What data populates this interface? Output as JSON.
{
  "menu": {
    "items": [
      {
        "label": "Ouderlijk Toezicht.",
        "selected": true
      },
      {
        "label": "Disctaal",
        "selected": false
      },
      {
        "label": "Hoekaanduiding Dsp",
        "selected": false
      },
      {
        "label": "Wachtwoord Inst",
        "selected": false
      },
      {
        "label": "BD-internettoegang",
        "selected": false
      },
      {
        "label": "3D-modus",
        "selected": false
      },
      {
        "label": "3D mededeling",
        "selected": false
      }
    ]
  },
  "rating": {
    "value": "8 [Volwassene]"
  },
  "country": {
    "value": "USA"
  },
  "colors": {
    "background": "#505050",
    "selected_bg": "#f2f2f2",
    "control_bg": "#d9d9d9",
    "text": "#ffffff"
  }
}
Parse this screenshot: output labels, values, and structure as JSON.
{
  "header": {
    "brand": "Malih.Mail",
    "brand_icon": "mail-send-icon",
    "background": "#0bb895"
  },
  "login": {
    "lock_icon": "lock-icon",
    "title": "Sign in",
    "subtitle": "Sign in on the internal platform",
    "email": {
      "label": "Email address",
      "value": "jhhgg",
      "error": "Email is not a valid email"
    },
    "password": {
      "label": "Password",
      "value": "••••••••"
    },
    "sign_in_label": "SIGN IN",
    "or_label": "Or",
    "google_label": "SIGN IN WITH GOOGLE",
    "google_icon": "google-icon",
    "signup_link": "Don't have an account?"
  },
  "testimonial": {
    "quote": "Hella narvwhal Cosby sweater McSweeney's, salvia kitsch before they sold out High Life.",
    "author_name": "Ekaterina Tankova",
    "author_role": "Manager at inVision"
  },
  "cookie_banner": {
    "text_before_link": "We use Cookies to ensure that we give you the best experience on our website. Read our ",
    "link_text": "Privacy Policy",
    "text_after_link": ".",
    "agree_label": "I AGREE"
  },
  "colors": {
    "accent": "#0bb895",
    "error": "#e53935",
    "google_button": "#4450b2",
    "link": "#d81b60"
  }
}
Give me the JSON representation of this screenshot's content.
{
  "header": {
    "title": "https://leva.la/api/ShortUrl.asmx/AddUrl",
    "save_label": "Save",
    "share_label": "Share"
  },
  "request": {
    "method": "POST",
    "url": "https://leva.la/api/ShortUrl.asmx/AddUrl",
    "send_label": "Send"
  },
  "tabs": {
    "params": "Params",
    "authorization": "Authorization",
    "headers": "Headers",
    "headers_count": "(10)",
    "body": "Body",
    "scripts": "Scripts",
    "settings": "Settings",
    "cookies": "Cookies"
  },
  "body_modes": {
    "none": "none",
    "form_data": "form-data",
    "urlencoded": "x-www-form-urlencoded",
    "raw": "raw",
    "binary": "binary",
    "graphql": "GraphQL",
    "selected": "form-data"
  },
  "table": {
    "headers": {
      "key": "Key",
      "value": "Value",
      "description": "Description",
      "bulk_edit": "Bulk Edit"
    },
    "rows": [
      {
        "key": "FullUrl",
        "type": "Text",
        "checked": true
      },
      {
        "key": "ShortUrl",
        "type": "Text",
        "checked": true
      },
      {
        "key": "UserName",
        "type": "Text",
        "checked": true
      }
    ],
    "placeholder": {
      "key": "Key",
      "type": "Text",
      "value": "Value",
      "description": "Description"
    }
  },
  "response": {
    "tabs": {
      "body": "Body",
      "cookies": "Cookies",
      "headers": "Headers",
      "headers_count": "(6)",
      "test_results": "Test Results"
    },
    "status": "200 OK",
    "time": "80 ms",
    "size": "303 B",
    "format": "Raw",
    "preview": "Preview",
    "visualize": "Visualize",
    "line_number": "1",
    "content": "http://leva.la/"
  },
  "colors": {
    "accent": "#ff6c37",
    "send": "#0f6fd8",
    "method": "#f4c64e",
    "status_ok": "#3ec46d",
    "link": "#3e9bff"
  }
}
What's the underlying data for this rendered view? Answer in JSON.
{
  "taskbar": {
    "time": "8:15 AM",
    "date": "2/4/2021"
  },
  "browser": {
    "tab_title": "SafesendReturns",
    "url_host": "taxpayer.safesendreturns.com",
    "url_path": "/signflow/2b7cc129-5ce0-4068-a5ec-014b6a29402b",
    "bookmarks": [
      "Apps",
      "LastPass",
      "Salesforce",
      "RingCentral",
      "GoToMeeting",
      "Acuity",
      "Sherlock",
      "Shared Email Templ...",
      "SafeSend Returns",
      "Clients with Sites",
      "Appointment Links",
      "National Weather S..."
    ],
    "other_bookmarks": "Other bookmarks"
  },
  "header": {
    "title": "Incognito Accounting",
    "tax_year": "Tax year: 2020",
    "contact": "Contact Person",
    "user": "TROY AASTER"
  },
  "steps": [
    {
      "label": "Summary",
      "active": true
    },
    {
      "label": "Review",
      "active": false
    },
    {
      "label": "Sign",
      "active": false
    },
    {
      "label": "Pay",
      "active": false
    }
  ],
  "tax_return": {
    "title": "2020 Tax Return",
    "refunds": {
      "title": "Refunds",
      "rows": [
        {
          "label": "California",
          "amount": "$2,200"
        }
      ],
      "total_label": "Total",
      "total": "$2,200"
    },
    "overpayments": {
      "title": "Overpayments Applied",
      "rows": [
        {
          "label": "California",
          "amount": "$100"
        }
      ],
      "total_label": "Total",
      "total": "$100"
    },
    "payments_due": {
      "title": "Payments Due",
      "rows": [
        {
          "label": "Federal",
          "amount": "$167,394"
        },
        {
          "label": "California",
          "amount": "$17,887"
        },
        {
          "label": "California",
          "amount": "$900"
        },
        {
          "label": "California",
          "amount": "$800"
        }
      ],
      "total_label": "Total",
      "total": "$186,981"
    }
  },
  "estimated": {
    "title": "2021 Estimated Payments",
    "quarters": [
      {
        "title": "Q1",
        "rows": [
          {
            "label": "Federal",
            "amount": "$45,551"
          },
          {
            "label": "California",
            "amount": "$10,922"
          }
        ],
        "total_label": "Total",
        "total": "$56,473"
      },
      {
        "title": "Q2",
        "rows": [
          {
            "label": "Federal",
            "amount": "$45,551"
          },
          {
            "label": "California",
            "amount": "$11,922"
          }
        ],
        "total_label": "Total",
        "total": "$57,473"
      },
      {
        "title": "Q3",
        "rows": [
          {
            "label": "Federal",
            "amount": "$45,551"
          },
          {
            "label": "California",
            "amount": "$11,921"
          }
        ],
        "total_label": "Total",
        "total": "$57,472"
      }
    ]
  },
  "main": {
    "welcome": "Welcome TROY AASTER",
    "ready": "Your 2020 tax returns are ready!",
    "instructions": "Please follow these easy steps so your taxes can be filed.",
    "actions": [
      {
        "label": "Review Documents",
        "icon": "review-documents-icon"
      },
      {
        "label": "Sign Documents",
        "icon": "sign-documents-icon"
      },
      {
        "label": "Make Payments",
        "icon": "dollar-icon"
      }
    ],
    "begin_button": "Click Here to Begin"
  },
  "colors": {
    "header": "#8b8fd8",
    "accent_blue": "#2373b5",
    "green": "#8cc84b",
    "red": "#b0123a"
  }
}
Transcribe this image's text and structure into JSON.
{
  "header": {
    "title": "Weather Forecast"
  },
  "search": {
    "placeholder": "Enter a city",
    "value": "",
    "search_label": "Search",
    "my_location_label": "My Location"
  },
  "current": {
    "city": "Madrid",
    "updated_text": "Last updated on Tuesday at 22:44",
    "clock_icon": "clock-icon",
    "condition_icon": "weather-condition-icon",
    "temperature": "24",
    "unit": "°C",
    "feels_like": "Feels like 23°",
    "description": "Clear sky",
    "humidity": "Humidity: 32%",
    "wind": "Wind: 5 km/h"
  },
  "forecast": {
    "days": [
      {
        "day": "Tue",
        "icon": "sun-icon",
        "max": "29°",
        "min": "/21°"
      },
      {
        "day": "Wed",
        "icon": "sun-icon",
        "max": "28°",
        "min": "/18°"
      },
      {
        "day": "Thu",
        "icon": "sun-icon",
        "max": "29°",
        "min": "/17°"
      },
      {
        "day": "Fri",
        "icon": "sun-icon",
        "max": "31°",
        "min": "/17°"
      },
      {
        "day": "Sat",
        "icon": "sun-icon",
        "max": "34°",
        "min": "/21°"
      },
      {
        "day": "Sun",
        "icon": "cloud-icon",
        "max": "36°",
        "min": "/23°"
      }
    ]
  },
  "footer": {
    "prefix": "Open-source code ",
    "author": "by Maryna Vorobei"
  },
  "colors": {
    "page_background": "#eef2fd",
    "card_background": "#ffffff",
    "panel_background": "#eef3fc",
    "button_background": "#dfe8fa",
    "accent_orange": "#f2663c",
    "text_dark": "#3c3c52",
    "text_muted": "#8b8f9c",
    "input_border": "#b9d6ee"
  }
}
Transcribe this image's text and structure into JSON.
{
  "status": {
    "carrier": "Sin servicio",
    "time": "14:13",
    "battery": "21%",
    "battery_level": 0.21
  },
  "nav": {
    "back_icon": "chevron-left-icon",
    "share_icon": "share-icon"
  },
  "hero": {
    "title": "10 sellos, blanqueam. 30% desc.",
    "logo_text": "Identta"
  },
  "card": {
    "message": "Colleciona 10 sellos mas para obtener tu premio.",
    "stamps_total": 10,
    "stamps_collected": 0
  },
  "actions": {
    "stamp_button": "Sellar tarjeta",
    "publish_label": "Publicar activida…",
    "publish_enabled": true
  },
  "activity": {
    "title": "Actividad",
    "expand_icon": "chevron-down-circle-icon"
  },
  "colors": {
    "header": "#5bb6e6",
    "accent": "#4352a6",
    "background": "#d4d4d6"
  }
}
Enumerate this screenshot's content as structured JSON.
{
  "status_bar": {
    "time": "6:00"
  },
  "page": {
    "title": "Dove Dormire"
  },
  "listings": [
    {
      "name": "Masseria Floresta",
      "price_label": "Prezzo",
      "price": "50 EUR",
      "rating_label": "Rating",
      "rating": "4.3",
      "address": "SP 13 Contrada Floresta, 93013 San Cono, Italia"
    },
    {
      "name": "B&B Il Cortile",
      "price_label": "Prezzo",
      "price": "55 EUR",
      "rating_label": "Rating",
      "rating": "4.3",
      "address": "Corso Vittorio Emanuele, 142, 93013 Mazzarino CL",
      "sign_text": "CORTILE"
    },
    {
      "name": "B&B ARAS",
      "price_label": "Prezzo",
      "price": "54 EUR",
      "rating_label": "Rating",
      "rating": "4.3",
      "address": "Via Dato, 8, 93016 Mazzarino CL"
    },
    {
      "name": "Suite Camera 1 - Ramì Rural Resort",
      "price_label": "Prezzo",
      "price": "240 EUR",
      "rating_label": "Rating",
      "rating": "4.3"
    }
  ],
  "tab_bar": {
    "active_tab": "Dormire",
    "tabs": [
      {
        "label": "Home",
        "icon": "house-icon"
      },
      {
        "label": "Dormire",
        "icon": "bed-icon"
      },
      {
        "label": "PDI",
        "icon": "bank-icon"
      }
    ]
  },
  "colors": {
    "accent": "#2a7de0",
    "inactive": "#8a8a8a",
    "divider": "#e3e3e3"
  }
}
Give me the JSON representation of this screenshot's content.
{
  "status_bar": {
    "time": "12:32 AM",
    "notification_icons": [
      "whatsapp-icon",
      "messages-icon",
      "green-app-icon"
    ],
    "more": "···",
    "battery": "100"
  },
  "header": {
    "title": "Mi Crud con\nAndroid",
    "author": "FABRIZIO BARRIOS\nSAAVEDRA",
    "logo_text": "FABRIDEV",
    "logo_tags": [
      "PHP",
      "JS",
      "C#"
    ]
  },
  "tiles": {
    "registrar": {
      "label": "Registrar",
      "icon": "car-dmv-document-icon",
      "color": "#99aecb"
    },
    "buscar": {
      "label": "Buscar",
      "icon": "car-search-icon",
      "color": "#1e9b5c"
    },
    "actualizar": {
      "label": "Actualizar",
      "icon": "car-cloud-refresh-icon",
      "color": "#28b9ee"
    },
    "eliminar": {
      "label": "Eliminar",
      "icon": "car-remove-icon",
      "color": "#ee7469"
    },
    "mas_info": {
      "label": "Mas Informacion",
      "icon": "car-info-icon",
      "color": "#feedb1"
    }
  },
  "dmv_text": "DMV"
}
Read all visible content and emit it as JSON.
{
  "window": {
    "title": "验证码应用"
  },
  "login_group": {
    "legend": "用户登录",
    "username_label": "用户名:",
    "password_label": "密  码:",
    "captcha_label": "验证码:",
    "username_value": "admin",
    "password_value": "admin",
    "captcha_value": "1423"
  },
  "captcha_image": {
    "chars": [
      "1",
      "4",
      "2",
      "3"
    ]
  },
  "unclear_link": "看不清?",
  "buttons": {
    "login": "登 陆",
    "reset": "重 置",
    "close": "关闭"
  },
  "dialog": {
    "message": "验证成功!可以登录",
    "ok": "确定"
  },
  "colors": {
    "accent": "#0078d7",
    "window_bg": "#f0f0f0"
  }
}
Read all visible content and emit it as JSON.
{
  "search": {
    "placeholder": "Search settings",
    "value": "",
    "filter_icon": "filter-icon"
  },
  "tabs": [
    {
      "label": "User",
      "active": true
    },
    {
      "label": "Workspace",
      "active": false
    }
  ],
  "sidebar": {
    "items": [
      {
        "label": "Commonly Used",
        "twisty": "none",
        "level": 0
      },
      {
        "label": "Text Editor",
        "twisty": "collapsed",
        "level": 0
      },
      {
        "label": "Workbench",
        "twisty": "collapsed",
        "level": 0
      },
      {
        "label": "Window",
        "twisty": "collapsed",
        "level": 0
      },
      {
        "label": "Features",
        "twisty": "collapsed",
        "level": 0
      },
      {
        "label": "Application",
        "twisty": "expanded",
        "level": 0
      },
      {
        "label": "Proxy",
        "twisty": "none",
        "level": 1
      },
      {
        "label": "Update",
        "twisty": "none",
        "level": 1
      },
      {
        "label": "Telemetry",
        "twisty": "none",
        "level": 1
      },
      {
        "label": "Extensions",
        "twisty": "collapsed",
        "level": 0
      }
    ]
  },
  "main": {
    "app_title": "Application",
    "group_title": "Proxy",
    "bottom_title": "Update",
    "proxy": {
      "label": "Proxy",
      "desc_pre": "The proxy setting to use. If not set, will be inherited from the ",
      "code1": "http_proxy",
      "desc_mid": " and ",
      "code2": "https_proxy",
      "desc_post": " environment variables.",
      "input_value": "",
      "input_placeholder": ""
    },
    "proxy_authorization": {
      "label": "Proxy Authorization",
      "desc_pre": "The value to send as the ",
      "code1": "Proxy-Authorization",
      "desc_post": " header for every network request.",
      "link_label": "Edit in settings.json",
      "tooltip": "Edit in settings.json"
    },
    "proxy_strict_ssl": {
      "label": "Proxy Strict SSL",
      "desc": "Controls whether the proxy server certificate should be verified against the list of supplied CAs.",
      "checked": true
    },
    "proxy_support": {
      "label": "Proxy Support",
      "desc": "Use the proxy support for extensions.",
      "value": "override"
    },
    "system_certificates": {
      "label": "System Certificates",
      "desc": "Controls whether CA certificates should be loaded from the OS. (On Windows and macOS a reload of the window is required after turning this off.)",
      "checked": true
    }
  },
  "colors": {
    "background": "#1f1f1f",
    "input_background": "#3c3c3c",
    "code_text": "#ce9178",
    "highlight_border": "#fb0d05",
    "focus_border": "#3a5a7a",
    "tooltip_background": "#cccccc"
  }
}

****************

In the records above, locate each line with the word "cloud". Copy all such lines.

> **Written answer**
        "icon": "cloud-icon",
      "icon": "car-cloud-refresh-icon",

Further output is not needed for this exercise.